- **Encargo de trabajo A**
Según el texto sobre la lectura en papel y en formato electrónico, ¿por qué lo mejor desde un punto de vista ambiental es recurrir a libros impresos de segunda mano? Explícalo en una a tres oraciones.
- **Encargo de trabajo B**
Por favor, transcribe sin cambios el pasaje del texto sobre la lectura en papel y en formato electrónico que va desde "A la vista de" hasta "a la biblioteca.".
- **Encargo de trabajo C**
De acuerdo con el texto sobre la lectura en papel y en formato electrónico, ¿quiénes deberían optar por los libros electrónicos para causar el menor daño al medio ambiente?

- **Texto de la página**
○ ○ ○ ○ ○

Teniendo en cuenta que el mercado es inexorable, no espero que estos argumentos pongan fin al debate sobre el fin de la lectura en papel. Sin embargo, confío al menos que se reemplacen los lugares comunes que tanto abundan por datos contrastados, teniendo presentes no sólo el coste ecológico de la fabricación de los libros mismos sino también el de la producción de los dispositivos electrónicos de lectura y el consumo energético preciso para el almacenamiento, transmisión y lectura de los libros, cualquiera que sea su soporte. A fuer de sincero, convendría además considerar también los otros usos — ver vídeos, navegar por Internet, consultar el correo electrónico…— a que se pueden dedicar muchos de los dispositivos que se emplean para la lectura electrónica a la hora de calcular su impacto ambiental.
A la vista de la información manejada, parece que quienes lean menos de 30 libros al año deberán consumir libros de papel si desean causar el menor daño posible al medio ambiente; en cambio, quienes tengan por costumbre leer más de 60 obras en el mismo periodo, habrán de optar por los libros electrónicos. No obstante, nunca debe perderse de vista que el papel es un producto natural, renovable, reutilizable, reciclable y biodegradable. Por ello, desde un punto de vista ambiental, lo mejor es recurrir a libros impresos de segunda mano. Dicho de otro modo: lo verdaderamente ecológico es acudir a la biblioteca.
Claro, pero si todos acudimos a la biblioteca (yo soy gran aficionada), los autores no venden.
Muchas gracias por tu comentario, pero… no lo creas. Las bibliotecas son grandes escaparates que alimentan la curiosidad lectora, de modo que sus usuarios se convierten muy fácilmente en compradores.

○ ○ ○ ○ ○

- **Datos proporcionados**
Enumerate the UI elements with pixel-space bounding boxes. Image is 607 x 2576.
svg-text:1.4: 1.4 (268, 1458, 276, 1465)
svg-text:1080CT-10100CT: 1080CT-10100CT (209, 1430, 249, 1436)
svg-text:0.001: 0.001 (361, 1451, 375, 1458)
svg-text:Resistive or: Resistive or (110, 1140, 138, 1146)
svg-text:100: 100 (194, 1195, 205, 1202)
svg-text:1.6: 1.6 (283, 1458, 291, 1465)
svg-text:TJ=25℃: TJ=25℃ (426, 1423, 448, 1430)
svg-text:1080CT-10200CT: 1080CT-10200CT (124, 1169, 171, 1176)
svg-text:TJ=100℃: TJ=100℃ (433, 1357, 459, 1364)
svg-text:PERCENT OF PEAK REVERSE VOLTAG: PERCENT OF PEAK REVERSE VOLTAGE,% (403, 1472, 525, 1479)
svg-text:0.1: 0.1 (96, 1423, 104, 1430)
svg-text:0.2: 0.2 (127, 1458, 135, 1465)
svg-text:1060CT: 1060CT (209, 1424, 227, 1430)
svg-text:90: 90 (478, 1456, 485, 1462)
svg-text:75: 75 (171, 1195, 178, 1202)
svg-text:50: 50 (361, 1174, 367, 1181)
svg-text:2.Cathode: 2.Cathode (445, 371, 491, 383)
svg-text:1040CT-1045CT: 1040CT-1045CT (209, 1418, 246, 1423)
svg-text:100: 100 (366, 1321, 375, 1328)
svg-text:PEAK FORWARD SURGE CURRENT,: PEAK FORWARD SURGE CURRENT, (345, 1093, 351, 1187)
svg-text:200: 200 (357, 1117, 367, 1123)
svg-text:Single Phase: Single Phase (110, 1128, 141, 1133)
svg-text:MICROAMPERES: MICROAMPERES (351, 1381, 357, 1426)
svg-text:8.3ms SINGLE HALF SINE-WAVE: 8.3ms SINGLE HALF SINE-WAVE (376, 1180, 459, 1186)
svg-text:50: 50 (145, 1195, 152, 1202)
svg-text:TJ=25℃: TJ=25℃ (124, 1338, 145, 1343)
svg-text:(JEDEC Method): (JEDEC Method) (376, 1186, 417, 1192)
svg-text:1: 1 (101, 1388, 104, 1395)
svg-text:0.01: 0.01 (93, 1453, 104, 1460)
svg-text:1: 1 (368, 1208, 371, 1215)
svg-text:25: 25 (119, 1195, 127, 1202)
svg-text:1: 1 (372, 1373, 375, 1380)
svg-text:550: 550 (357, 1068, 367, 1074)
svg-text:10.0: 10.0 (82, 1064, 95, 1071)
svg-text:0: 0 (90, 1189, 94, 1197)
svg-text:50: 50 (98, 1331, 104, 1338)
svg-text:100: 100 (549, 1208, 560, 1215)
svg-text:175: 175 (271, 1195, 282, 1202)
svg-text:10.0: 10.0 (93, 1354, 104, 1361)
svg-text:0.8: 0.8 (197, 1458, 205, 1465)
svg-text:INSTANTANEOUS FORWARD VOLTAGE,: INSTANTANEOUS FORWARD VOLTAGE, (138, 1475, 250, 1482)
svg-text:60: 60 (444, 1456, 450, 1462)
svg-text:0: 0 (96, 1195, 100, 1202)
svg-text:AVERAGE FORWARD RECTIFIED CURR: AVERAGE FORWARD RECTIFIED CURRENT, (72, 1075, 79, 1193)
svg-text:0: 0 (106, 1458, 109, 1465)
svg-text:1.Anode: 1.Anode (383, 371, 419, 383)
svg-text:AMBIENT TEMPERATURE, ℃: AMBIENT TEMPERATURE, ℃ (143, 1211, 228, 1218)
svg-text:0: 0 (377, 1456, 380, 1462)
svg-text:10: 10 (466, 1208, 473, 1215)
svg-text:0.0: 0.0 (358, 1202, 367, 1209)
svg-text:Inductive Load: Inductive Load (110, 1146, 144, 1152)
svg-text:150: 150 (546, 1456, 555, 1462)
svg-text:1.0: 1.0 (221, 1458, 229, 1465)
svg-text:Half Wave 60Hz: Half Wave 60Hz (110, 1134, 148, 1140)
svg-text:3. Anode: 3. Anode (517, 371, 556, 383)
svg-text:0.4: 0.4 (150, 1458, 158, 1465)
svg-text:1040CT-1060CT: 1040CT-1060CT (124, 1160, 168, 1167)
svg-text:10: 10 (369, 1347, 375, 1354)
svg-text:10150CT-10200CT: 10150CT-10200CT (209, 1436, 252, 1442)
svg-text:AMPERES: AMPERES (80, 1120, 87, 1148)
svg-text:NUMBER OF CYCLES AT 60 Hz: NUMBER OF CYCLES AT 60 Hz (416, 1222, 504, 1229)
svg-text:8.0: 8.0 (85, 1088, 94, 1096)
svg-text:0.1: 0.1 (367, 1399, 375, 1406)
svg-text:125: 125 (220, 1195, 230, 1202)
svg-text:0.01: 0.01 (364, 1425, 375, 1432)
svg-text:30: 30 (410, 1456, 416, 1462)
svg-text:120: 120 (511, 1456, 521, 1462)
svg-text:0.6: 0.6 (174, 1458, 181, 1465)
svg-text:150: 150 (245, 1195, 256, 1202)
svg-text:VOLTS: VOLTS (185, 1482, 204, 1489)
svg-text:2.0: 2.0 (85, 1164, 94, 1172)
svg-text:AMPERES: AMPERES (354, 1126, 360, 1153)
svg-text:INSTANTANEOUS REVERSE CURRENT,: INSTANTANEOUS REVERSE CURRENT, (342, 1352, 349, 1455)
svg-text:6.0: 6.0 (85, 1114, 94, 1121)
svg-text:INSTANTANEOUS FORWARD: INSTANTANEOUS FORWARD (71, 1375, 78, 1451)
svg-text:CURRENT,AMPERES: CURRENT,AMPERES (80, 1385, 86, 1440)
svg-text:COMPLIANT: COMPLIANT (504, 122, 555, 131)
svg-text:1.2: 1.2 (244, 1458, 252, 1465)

○ ○ ○ ○ ○

- **Solución del ejercicio A**
Porque el papel es un producto natural, renovable, reutilizable, reciclable y biodegradable. Por eso el texto concluye que, ambientalmente, lo mejor son los libros impresos de segunda mano, es decir, acudir a la biblioteca.

- **Solución del ejercicio B**
A la vista de la información manejada, parece que quienes lean menos de 30 libros al año deberán consumir libros de papel si desean causar el menor daño posible al medio ambiente; en cambio, quienes tengan por costumbre leer más de 60 obras en el mismo periodo, habrán de optar por los libros electrónicos. No obstante, nunca debe perderse de vista que el papel es un producto natural, renovable, reutilizable, reciclable y biodegradable. Por ello, desde un punto de vista ambiental, lo mejor es recurrir a libros impresos de segunda mano. Dicho de otro modo: lo verdaderamente ecológico es acudir a la biblioteca.

- **Solución del ejercicio C**
Quienes tengan por costumbre leer más de 60 obras al año.